▶ **Figure collection entries**:
——

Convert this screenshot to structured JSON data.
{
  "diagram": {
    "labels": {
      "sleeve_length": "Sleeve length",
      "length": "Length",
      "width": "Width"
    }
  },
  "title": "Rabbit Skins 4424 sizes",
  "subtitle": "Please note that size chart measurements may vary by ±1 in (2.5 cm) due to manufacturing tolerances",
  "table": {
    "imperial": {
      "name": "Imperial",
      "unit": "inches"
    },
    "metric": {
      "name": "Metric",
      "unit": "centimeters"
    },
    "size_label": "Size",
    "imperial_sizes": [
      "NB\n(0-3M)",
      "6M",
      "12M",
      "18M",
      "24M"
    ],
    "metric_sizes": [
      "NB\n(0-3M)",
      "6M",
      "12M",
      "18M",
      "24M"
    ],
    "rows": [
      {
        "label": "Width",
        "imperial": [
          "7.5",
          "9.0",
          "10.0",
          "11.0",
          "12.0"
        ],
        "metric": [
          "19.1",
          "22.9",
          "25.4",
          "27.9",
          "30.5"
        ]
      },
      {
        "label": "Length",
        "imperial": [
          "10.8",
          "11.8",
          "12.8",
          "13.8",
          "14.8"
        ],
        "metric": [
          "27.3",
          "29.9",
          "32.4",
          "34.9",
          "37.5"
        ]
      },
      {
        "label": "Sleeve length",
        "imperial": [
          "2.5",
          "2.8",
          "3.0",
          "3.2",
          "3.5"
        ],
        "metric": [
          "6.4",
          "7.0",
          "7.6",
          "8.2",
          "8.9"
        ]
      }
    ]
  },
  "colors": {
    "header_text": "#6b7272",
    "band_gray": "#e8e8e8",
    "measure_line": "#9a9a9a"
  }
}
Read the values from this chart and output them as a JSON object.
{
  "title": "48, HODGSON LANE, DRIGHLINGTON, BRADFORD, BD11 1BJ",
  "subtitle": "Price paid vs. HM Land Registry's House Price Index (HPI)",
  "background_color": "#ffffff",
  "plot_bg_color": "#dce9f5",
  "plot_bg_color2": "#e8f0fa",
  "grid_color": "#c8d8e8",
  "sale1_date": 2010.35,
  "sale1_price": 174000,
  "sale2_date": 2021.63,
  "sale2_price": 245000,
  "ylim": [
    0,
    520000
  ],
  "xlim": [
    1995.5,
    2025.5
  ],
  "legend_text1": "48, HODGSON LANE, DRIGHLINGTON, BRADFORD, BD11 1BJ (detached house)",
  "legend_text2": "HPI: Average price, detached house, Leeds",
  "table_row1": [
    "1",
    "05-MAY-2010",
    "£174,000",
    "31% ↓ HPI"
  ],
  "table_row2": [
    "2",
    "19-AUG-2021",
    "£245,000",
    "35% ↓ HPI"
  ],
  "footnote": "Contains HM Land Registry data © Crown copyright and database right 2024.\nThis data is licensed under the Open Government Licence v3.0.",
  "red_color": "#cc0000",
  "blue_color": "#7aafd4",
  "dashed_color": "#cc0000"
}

——

▶ **Exercise**: Reproduce the lines from the one containing "Read the values" to the end of the entries, keeping both ends and adding nothing.

▶ **Solved problem**:
Read the values from this chart and output them as a JSON object.
{
  "title": "48, HODGSON LANE, DRIGHLINGTON, BRADFORD, BD11 1BJ",
  "subtitle": "Price paid vs. HM Land Registry's House Price Index (HPI)",
  "background_color": "#ffffff",
  "plot_bg_color": "#dce9f5",
  "plot_bg_color2": "#e8f0fa",
  "grid_color": "#c8d8e8",
  "sale1_date": 2010.35,
  "sale1_price": 174000,
  "sale2_date": 2021.63,
  "sale2_price": 245000,
  "ylim": [
    0,
    520000
  ],
  "xlim": [
    1995.5,
    2025.5
  ],
  "legend_text1": "48, HODGSON LANE, DRIGHLINGTON, BRADFORD, BD11 1BJ (detached house)",
  "legend_text2": "HPI: Average price, detached house, Leeds",
  "table_row1": [
    "1",
    "05-MAY-2010",
    "£174,000",
    "31% ↓ HPI"
  ],
  "table_row2": [
    "2",
    "19-AUG-2021",
    "£245,000",
    "35% ↓ HPI"
  ],
  "footnote": "Contains HM Land Registry data © Crown copyright and database right 2024.\nThis data is licensed under the Open Government Licence v3.0.",
  "red_color": "#cc0000",
  "blue_color": "#7aafd4",
  "dashed_color": "#cc0000"
}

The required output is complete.